▶ [Exercise requirements] Can you format the material from the line with "caret-icon — [331, 157, 342, 166]" up to and including the line with "fill-handle[interactable] — [116, 268, 124, 277]" as a numbered list, leaving out any blank lines?
═══ Supplied material
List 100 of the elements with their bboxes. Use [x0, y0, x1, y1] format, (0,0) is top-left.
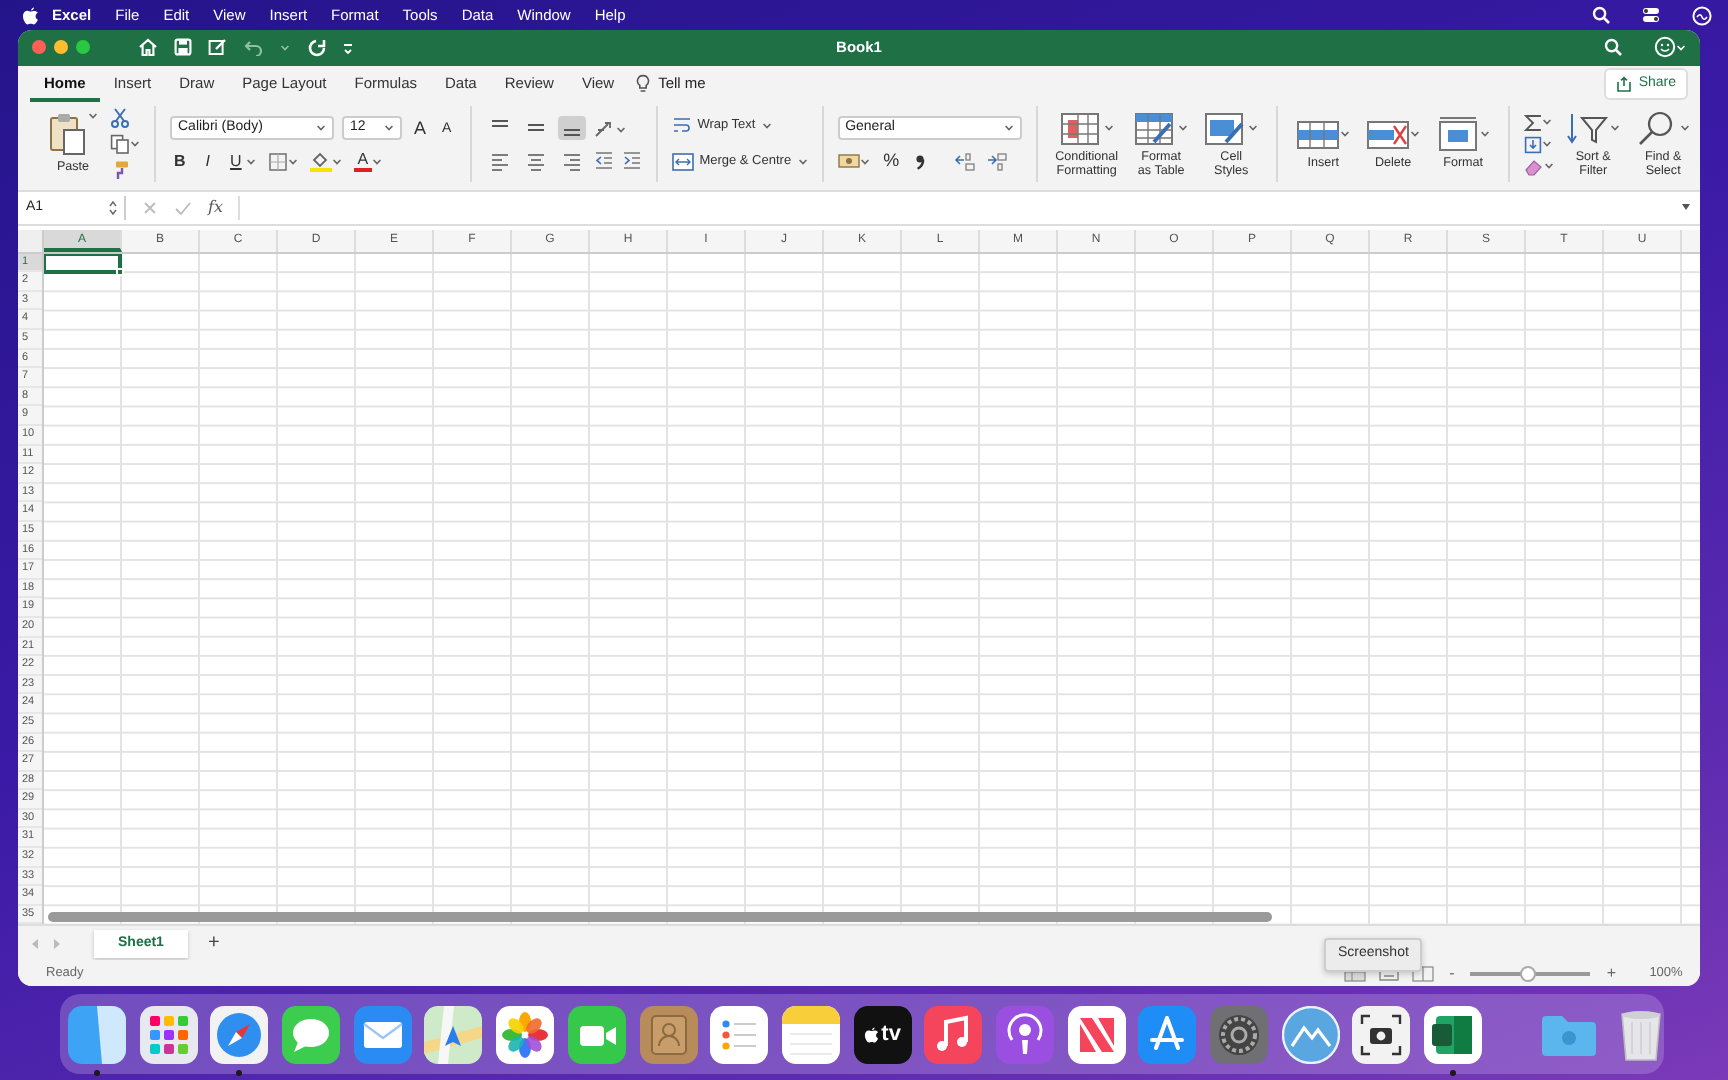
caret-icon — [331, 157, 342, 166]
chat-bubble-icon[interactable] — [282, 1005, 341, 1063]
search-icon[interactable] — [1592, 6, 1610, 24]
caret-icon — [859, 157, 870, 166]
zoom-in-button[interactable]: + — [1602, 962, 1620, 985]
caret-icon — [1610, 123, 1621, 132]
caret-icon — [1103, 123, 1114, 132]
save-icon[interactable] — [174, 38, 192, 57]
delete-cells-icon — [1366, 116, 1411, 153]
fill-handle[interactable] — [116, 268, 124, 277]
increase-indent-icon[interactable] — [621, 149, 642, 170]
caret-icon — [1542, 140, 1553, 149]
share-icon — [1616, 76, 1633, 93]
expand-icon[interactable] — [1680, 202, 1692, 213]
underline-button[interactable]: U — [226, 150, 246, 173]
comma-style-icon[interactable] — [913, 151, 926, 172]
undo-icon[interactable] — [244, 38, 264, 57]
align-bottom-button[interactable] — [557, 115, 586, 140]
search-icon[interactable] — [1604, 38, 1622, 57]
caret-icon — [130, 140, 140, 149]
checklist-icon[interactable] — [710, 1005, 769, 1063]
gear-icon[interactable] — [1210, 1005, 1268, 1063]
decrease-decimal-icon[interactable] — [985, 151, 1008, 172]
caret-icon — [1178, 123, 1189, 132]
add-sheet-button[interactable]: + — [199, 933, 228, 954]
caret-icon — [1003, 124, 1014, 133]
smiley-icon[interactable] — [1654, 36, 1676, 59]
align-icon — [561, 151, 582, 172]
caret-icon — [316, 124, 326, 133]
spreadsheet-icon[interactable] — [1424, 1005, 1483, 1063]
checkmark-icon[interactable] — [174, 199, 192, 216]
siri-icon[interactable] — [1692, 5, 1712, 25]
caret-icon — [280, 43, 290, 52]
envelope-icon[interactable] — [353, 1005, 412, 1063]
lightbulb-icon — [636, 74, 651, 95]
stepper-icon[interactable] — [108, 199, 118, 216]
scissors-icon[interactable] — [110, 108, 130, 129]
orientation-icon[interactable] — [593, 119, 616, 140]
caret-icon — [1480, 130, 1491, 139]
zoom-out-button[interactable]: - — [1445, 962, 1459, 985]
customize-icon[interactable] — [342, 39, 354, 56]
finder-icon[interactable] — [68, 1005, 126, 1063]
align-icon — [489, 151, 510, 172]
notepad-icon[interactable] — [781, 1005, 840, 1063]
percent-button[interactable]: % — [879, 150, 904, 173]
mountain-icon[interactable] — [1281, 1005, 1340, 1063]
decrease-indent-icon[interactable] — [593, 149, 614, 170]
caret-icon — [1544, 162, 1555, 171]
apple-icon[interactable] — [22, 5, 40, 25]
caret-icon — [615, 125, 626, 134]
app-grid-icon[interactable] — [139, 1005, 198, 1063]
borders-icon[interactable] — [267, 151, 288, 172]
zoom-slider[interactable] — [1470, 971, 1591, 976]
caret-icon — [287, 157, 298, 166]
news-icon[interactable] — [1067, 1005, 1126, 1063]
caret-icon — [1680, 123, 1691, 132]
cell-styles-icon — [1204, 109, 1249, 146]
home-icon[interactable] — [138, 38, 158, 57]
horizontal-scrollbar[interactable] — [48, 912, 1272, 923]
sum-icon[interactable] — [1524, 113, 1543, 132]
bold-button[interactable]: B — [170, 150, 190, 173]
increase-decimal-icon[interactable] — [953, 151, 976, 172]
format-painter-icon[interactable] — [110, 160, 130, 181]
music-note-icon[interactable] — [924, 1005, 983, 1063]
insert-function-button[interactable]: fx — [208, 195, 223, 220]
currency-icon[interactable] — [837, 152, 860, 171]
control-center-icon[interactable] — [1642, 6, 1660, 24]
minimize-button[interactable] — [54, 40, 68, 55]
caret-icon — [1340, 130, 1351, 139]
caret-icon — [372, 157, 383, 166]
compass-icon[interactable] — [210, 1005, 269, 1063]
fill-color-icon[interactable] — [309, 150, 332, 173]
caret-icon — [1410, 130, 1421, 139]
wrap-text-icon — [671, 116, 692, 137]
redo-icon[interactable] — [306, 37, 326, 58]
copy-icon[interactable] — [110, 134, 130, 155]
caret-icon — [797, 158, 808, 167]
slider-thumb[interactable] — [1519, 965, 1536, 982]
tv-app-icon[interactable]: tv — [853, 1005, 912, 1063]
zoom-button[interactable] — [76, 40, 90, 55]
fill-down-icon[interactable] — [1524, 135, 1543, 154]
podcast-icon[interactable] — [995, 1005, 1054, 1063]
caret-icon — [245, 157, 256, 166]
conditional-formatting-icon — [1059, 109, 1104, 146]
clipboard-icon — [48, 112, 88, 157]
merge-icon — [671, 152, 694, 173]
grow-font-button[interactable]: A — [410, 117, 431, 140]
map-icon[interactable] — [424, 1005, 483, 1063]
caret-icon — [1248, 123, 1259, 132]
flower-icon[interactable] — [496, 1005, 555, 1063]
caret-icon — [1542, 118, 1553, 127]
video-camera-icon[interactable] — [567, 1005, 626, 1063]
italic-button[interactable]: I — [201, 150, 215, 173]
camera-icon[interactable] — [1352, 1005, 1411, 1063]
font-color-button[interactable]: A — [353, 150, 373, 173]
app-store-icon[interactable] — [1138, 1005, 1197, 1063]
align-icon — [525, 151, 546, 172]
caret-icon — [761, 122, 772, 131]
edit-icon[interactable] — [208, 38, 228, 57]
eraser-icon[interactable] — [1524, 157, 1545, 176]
══════
▶ [The response]
1. caret-icon — [331, 157, 342, 166]
2. chat-bubble-icon[interactable] — [282, 1005, 341, 1063]
3. search-icon[interactable] — [1592, 6, 1610, 24]
4. caret-icon — [859, 157, 870, 166]
5. zoom-in-button[interactable]: + — [1602, 962, 1620, 985]
6. caret-icon — [1610, 123, 1621, 132]
7. caret-icon — [1103, 123, 1114, 132]
8. save-icon[interactable] — [174, 38, 192, 57]
9. delete-cells-icon — [1366, 116, 1411, 153]
10. fill-handle[interactable] — [116, 268, 124, 277]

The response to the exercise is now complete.